» Exercise details
Count each line below that has "name" anywhere in it. Answer with the total alone.

==== Material for this task ====

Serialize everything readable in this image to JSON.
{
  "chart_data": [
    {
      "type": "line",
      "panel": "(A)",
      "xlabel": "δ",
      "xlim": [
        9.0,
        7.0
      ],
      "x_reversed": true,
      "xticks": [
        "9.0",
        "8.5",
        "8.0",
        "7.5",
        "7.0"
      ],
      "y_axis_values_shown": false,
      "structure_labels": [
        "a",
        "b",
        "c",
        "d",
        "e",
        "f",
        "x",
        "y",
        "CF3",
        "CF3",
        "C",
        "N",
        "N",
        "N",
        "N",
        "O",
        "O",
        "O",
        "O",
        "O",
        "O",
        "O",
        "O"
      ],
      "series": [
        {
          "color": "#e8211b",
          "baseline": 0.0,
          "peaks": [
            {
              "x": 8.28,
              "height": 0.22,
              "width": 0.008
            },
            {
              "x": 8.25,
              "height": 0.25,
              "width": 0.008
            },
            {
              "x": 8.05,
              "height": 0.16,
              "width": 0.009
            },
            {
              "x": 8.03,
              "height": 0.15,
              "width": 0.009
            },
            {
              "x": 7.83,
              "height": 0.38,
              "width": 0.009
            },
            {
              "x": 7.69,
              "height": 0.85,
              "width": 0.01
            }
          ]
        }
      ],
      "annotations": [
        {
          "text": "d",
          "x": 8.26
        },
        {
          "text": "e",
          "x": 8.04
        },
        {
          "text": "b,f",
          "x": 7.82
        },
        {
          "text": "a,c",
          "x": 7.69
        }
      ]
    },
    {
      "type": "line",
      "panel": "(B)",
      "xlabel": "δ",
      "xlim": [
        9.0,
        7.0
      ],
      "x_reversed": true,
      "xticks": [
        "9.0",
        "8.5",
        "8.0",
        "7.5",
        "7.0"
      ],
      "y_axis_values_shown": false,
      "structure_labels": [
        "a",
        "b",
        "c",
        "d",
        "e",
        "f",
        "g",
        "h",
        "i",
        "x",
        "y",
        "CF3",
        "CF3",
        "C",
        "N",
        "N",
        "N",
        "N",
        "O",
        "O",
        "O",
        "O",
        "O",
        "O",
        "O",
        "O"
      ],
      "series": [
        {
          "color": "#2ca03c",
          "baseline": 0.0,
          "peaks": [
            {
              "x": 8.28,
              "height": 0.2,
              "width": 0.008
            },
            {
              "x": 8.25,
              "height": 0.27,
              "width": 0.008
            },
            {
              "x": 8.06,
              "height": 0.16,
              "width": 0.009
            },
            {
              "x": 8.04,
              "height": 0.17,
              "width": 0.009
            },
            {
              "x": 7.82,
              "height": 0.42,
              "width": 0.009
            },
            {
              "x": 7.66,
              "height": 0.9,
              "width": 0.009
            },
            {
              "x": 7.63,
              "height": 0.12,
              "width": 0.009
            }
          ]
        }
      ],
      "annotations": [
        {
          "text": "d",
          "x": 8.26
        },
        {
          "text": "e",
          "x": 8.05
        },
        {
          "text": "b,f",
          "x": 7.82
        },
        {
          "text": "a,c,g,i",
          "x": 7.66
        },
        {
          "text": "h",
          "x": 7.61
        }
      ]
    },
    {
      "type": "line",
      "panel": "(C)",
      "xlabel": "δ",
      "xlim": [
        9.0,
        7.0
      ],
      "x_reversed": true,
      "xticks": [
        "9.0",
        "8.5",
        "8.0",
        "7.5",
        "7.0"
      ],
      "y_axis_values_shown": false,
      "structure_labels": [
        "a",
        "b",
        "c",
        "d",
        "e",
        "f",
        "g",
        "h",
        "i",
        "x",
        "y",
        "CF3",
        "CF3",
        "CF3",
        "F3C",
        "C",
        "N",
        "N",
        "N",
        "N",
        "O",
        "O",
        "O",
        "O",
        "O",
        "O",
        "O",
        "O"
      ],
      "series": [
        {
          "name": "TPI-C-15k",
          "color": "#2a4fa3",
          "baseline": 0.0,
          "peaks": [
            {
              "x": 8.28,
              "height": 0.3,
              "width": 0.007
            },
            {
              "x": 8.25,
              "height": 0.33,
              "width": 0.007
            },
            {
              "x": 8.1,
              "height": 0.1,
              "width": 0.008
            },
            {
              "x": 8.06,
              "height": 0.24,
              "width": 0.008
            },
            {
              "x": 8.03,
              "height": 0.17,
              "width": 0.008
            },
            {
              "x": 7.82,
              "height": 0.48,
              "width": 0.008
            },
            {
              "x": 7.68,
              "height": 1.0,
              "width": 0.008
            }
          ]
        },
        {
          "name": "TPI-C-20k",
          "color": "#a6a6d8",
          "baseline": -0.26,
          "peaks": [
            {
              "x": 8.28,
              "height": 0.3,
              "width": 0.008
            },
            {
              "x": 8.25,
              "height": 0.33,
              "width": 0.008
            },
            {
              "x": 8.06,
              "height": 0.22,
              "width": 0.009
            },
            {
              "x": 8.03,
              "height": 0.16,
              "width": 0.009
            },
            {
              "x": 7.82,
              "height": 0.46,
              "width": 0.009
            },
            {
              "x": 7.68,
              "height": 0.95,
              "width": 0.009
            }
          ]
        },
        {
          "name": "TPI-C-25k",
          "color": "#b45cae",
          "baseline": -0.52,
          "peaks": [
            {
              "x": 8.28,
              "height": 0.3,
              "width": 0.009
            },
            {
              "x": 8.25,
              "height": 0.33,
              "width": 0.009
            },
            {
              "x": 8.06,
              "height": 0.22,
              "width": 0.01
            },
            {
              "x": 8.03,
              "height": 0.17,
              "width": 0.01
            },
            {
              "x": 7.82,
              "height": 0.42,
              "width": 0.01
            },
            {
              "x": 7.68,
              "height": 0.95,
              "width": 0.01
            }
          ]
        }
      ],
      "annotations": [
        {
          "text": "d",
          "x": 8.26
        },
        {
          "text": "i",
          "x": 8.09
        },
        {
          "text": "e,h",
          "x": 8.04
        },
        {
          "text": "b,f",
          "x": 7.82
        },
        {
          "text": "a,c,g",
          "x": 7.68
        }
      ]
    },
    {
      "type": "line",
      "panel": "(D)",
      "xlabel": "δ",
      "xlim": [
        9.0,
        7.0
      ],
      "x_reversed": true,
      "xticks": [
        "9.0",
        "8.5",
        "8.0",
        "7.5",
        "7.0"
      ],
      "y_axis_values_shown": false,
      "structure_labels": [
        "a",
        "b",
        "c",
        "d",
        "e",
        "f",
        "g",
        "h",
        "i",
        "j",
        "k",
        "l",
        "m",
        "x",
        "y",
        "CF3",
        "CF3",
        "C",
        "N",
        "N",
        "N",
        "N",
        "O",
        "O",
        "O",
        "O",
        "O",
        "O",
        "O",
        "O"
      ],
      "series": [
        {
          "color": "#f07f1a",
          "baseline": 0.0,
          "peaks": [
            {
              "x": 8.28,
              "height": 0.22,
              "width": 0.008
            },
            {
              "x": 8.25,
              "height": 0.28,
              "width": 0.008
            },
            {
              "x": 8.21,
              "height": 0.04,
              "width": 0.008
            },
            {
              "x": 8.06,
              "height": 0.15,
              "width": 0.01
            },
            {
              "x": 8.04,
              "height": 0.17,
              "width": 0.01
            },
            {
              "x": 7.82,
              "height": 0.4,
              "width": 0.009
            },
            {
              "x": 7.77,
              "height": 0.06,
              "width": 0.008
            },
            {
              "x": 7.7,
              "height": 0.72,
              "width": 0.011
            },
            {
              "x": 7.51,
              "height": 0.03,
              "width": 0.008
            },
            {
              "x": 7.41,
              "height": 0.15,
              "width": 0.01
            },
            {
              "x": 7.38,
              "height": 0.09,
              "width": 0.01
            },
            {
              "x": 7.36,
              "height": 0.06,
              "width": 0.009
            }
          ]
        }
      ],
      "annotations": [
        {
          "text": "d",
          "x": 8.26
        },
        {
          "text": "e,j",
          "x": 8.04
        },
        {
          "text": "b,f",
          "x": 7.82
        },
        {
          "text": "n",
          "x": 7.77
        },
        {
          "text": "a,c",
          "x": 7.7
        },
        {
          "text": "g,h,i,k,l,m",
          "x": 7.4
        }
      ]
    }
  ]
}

====

» Solution for this problem
3